→ Requirements
Print all entries word for word.

→ Dataset records

= = = = =

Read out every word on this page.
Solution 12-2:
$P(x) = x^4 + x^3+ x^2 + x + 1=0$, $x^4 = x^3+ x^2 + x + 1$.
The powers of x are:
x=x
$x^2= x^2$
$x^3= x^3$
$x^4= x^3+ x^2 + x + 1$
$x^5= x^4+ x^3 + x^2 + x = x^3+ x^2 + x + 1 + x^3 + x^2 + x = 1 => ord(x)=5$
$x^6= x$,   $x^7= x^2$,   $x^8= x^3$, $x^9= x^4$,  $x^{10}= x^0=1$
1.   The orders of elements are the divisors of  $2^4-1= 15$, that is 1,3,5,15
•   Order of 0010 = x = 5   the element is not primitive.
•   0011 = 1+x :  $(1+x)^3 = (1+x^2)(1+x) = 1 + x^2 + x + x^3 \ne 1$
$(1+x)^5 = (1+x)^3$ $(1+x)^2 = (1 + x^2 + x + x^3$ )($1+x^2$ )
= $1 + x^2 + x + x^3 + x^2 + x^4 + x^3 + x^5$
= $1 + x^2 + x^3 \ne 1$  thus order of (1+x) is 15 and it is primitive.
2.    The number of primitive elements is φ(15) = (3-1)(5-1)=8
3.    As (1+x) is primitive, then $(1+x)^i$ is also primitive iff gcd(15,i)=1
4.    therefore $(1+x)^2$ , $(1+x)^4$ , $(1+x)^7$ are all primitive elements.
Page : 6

= = = = =

→ Task output
Read out every word on this page.
Solution 12-2:
$P(x) = x^4 + x^3+ x^2 + x + 1=0$, $x^4 = x^3+ x^2 + x + 1$.
The powers of x are:
x=x
$x^2= x^2$
$x^3= x^3$
$x^4= x^3+ x^2 + x + 1$
$x^5= x^4+ x^3 + x^2 + x = x^3+ x^2 + x + 1 + x^3 + x^2 + x = 1 => ord(x)=5$
$x^6= x$,   $x^7= x^2$,   $x^8= x^3$, $x^9= x^4$,  $x^{10}= x^0=1$
1.   The orders of elements are the divisors of  $2^4-1= 15$, that is 1,3,5,15
•   Order of 0010 = x = 5   the element is not primitive.
•   0011 = 1+x :  $(1+x)^3 = (1+x^2)(1+x) = 1 + x^2 + x + x^3 \ne 1$
$(1+x)^5 = (1+x)^3$ $(1+x)^2 = (1 + x^2 + x + x^3$ )($1+x^2$ )
= $1 + x^2 + x + x^3 + x^2 + x^4 + x^3 + x^5$
= $1 + x^2 + x^3 \ne 1$  thus order of (1+x) is 15 and it is primitive.
2.    The number of primitive elements is φ(15) = (3-1)(5-1)=8
3.    As (1+x) is primitive, then $(1+x)^i$ is also primitive iff gcd(15,i)=1
4.    therefore $(1+x)^2$ , $(1+x)^4$ , $(1+x)^7$ are all primitive elements.
Page : 6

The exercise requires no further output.